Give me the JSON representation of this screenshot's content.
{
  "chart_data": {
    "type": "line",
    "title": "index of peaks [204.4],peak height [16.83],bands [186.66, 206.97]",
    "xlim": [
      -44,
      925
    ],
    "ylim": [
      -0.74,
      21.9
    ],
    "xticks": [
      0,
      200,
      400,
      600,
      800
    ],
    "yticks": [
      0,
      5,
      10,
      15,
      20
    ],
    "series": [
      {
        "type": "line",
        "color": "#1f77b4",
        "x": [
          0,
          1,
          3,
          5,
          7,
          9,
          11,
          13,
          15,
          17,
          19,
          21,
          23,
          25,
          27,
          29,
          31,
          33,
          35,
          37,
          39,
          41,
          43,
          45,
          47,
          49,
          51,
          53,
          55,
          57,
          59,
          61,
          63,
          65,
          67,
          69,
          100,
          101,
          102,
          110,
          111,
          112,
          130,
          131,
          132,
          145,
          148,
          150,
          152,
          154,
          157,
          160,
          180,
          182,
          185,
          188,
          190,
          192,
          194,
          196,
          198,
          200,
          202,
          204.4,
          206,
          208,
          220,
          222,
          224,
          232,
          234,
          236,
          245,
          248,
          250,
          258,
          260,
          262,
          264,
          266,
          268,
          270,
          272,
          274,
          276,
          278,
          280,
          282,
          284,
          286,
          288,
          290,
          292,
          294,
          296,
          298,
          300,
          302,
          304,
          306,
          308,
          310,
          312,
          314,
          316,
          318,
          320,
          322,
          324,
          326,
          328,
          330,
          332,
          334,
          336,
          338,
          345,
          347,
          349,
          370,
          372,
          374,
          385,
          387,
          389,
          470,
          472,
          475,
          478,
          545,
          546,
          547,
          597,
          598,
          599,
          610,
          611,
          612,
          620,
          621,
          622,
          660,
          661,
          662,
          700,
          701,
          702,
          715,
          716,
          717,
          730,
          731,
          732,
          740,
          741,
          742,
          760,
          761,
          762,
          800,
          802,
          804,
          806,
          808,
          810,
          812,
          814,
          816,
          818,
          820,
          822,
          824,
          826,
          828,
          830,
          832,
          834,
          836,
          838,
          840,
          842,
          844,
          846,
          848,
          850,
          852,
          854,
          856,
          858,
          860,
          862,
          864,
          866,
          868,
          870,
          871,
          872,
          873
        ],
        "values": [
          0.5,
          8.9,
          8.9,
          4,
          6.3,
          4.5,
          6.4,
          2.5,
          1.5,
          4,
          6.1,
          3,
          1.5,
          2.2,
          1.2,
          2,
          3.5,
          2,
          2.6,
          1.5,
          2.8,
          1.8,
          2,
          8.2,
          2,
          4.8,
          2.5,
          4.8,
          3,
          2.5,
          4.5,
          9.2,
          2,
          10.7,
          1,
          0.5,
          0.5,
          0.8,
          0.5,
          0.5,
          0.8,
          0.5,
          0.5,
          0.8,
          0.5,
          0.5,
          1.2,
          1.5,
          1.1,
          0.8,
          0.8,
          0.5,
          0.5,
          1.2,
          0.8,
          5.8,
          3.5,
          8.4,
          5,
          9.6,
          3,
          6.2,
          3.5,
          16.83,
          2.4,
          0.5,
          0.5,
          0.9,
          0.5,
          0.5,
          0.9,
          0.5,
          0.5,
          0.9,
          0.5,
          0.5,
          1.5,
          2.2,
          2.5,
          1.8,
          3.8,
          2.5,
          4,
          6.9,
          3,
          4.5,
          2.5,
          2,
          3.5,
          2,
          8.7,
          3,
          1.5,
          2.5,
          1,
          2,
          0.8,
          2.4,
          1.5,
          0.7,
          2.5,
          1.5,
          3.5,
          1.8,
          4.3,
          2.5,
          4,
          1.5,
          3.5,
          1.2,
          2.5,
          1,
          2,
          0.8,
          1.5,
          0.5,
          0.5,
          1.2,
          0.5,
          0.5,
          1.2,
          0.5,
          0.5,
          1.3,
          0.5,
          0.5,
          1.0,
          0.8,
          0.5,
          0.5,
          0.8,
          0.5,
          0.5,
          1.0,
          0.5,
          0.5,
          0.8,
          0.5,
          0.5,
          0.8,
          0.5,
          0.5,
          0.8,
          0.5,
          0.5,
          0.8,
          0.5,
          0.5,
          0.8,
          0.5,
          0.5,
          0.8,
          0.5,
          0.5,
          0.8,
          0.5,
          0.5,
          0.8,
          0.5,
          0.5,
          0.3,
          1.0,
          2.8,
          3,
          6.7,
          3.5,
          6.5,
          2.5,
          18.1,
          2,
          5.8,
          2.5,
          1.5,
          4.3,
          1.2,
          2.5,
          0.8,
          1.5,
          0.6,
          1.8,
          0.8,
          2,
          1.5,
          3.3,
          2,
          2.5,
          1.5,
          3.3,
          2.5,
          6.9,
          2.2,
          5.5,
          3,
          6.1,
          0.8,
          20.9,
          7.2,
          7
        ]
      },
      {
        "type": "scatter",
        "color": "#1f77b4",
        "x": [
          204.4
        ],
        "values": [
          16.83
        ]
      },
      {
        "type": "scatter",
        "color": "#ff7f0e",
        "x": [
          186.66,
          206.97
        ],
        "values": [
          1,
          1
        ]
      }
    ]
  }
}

++++++++++++++++++++

### Stated problem
Every line above needs to be retyped exactly.

### The reply
Give me the JSON representation of this screenshot's content.
{
  "chart_data": {
    "type": "line",
    "title": "index of peaks [204.4],peak height [16.83],bands [186.66, 206.97]",
    "xlim": [
      -44,
      925
    ],
    "ylim": [
      -0.74,
      21.9
    ],
    "xticks": [
      0,
      200,
      400,
      600,
      800
    ],
    "yticks": [
      0,
      5,
      10,
      15,
      20
    ],
    "series": [
      {
        "type": "line",
        "color": "#1f77b4",
        "x": [
          0,
          1,
          3,
          5,
          7,
          9,
          11,
          13,
          15,
          17,
          19,
          21,
          23,
          25,
          27,
          29,
          31,
          33,
          35,
          37,
          39,
          41,
          43,
          45,
          47,
          49,
          51,
          53,
          55,
          57,
          59,
          61,
          63,
          65,
          67,
          69,
          100,
          101,
          102,
          110,
          111,
          112,
          130,
          131,
          132,
          145,
          148,
          150,
          152,
          154,
          157,
          160,
          180,
          182,
          185,
          188,
          190,
          192,
          194,
          196,
          198,
          200,
          202,
          204.4,
          206,
          208,
          220,
          222,
          224,
          232,
          234,
          236,
          245,
          248,
          250,
          258,
          260,
          262,
          264,
          266,
          268,
          270,
          272,
          274,
          276,
          278,
          280,
          282,
          284,
          286,
          288,
          290,
          292,
          294,
          296,
          298,
          300,
          302,
          304,
          306,
          308,
          310,
          312,
          314,
          316,
          318,
          320,
          322,
          324,
          326,
          328,
          330,
          332,
          334,
          336,
          338,
          345,
          347,
          349,
          370,
          372,
          374,
          385,
          387,
          389,
          470,
          472,
          475,
          478,
          545,
          546,
          547,
          597,
          598,
          599,
          610,
          611,
          612,
          620,
          621,
          622,
          660,
          661,
          662,
          700,
          701,
          702,
          715,
          716,
          717,
          730,
          731,
          732,
          740,
          741,
          742,
          760,
          761,
          762,
          800,
          802,
          804,
          806,
          808,
          810,
          812,
          814,
          816,
          818,
          820,
          822,
          824,
          826,
          828,
          830,
          832,
          834,
          836,
          838,
          840,
          842,
          844,
          846,
          848,
          850,
          852,
          854,
          856,
          858,
          860,
          862,
          864,
          866,
          868,
          870,
          871,
          872,
          873
        ],
        "values": [
          0.5,
          8.9,
          8.9,
          4,
          6.3,
          4.5,
          6.4,
          2.5,
          1.5,
          4,
          6.1,
          3,
          1.5,
          2.2,
          1.2,
          2,
          3.5,
          2,
          2.6,
          1.5,
          2.8,
          1.8,
          2,
          8.2,
          2,
          4.8,
          2.5,
          4.8,
          3,
          2.5,
          4.5,
          9.2,
          2,
          10.7,
          1,
          0.5,
          0.5,
          0.8,
          0.5,
          0.5,
          0.8,
          0.5,
          0.5,
          0.8,
          0.5,
          0.5,
          1.2,
          1.5,
          1.1,
          0.8,
          0.8,
          0.5,
          0.5,
          1.2,
          0.8,
          5.8,
          3.5,
          8.4,
          5,
          9.6,
          3,
          6.2,
          3.5,
          16.83,
          2.4,
          0.5,
          0.5,
          0.9,
          0.5,
          0.5,
          0.9,
          0.5,
          0.5,
          0.9,
          0.5,
          0.5,
          1.5,
          2.2,
          2.5,
          1.8,
          3.8,
          2.5,
          4,
          6.9,
          3,
          4.5,
          2.5,
          2,
          3.5,
          2,
          8.7,
          3,
          1.5,
          2.5,
          1,
          2,
          0.8,
          2.4,
          1.5,
          0.7,
          2.5,
          1.5,
          3.5,
          1.8,
          4.3,
          2.5,
          4,
          1.5,
          3.5,
          1.2,
          2.5,
          1,
          2,
          0.8,
          1.5,
          0.5,
          0.5,
          1.2,
          0.5,
          0.5,
          1.2,
          0.5,
          0.5,
          1.3,
          0.5,
          0.5,
          1.0,
          0.8,
          0.5,
          0.5,
          0.8,
          0.5,
          0.5,
          1.0,
          0.5,
          0.5,
          0.8,
          0.5,
          0.5,
          0.8,
          0.5,
          0.5,
          0.8,
          0.5,
          0.5,
          0.8,
          0.5,
          0.5,
          0.8,
          0.5,
          0.5,
          0.8,
          0.5,
          0.5,
          0.8,
          0.5,
          0.5,
          0.8,
          0.5,
          0.5,
          0.3,
          1.0,
          2.8,
          3,
          6.7,
          3.5,
          6.5,
          2.5,
          18.1,
          2,
          5.8,
          2.5,
          1.5,
          4.3,
          1.2,
          2.5,
          0.8,
          1.5,
          0.6,
          1.8,
          0.8,
          2,
          1.5,
          3.3,
          2,
          2.5,
          1.5,
          3.3,
          2.5,
          6.9,
          2.2,
          5.5,
          3,
          6.1,
          0.8,
          20.9,
          7.2,
          7
        ]
      },
      {
        "type": "scatter",
        "color": "#1f77b4",
        "x": [
          204.4
        ],
        "values": [
          16.83
        ]
      },
      {
        "type": "scatter",
        "color": "#ff7f0e",
        "x": [
          186.66,
          206.97
        ],
        "values": [
          1,
          1
        ]
      }
    ]
  }
}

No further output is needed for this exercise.